What the exercise asks: Continue the forum thread about whether DATETIMEOFFSET belongs in a relational database, starting after its last line.

Text passage:
↓

January 10, 2016 at 4:13 pm
drew.allen (12/31/2015)
GREAT! But suppose your company is going multi-national and they want to record dates using DATETIMEOFFSET. Update your code to use a DATETIMEOFFSET field with offsets ranging between -14:00 and +14:00.Drew
DATETIMEOFFSET is not a relational data type.
It contains 2 different values in 1 placeholder, which is prohibited by Relational Theory.
Values with delimiters ("T" in this case) belong to the world of XML, JSON, other NoSQL data models, but they do not fit relational model.
In correctly designed relational database DateTime and TimeZoneOffset must be stored in separate columns.
Since DATETIMEOFFSET data type does not a place in a relational database there is no point to discuss any use of it. 😎
_____________
Code for TallyGenerator
January 11, 2016 at 3:13 pm
Sergiy (1/10/2016)
DATETIMEOFFSET is not a relational data type.It contains 2 different values in 1 placeholder, which is prohibited by Relational Theory.
Values with delimiters ("T" in this case) belong to the world of XML, JSON, other NoSQL data models, but they do not fit relational model.
You are confusing content with representation. If the presence of a delimiter is key, then you could equally well argue that date is non-relational (delimiter being "-" or "/" depending on date format used), or that time is non-relational (delimiter being ":").
Relational theory forbids combining multiple atomic values in a single column, but the definition of atomic is not as strict as some people think. (Heck, over two decades ago I had a long discussion on Usenet with someone who built a database that seperated strings into characters, then replaced each character with a pointer to the single place where that character was stored - because that was how he interpreted the normalization rules. It was gruesome).
I define atomic in the context of an application. Many people automatically have separate columns for street, number, postal code, city, and country. That may often be correct but it doesn't have to be. If all the application ever does is combine those elements and slap them on an envelope for a mailing, then you could have a single column "postal address" with the fully formatted address, and it's still atomic - because the constituting parts are never considered. On the other hand, I have also worked on a mass mailing system where better rates were gotten because the application sorted the post be elements of the postal code - if I remember correctly, the first two digits of the postal code were used in sorting. So in that system, storing postal code in a single column was a violation of the relational model.
For datetimeoffset, the same applies. If the application code constantly needs to break it up in its constituting parts, then I agree with you that they should be split up in different columns - two, three, of perhaps even eight if all elements are used independently in the application.
On the other hand, if your database has columns for date, time, and timezone, and you constantly need to query all three and combine them because you only work with the combination of the three, then a single column is better.
(And on a more practical note, this forum is for users of SQL Server, which falls short of the relational model in many ways, so I will happily discuss all its features. My goal is to build and maintain working systems, not to be a relational purist - even though I know my relational theory better than most people think).
January 11, 2016 at 7:14 pm
Hugo Kornelis (1/11/2016)

↑

Extracted entries:
↓

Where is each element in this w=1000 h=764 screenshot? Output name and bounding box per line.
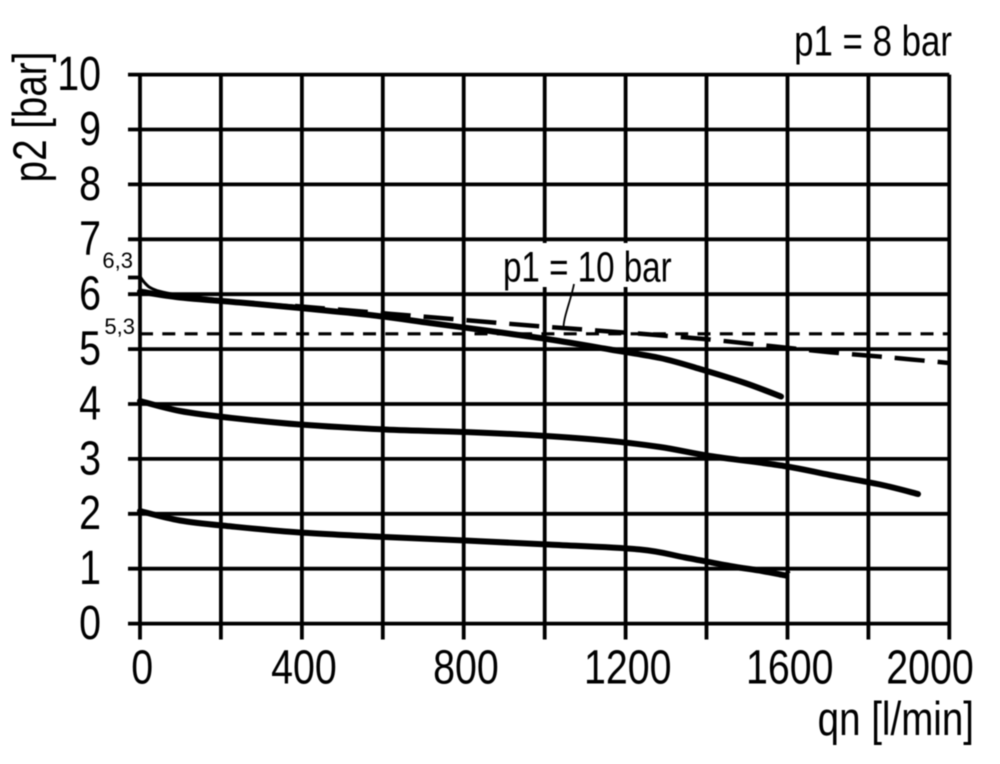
svg-text:qn [l/min]: qn [l/min] [818, 693, 974, 745]
svg-text:p2 [bar]: p2 [bar] [4, 52, 56, 183]
svg-text:p1 = 8 bar: p1 = 8 bar [794, 18, 952, 65]
svg-text:p1 = 10 bar: p1 = 10 bar [503, 245, 672, 292]
svg-text:1: 1 [79, 541, 101, 595]
svg-text:0: 0 [131, 641, 153, 695]
svg-text:800: 800 [433, 641, 499, 695]
svg-text:4: 4 [79, 377, 101, 431]
svg-text:1600: 1600 [746, 641, 834, 695]
svg-text:0: 0 [79, 596, 101, 650]
svg-text:7: 7 [79, 212, 101, 266]
svg-text:1200: 1200 [584, 641, 672, 695]
svg-text:5,3: 5,3 [104, 314, 135, 339]
svg-text:2: 2 [79, 487, 101, 541]
svg-text:9: 9 [79, 102, 101, 156]
svg-text:6: 6 [79, 267, 101, 321]
svg-text:6,3: 6,3 [102, 248, 133, 273]
svg-text:400: 400 [271, 641, 337, 695]
svg-text:8: 8 [79, 157, 101, 211]
svg-text:10: 10 [57, 47, 101, 101]
svg-text:5: 5 [79, 322, 101, 376]
svg-text:2000: 2000 [886, 641, 974, 695]
svg-text:3: 3 [79, 432, 101, 486]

↑

Right answer:
You are confusing content with representation. If the presence of a delimiter is key, then you could equally well argue that date is non-relational (delimiter being "-" or "/" depending on date format used), or that time is non-relational (delimiter being ":").
No, I'm not confusing anything.
DATETIMEOFFSET is indeed made up from the different values having totally different meaning.
For datetimeoffset, the same applies. If the application code constantly needs to break it up in its constituting parts, then I agree with you that they should be split up in different columns - two, three, of perhaps even eight if all elements are used independently in the application.
No, just 2:
- Datetime;
- TimeZone.
3rd part - precision - is a property of the data type and must be stored in table definition.
Splitting Datetime into parts would be wrong (another wrong doing from MS - introducing DATE and TIME data types).
Why?
Because adding 10 ms to a datetime value may change not only its millisecond part, but second, minute, hour, day, month and even year parts.
So, datetime is a single value representing a measure of a continuous entity.
But adding any time portion to the value won't change its time zone. Same as changing time zone won't necessarily change datetime part.
Correlation between datetime and time zone is defined by business logic, not by the nature of the data.
Therefore, time zone a separate value and must be stored separately from datetime part.
On the other hand, if your database has columns for date, time, and timezone, and you constantly need to query all three and combine them because you only work with the combination of the three, then a single column is better.
You never work with combination of those three.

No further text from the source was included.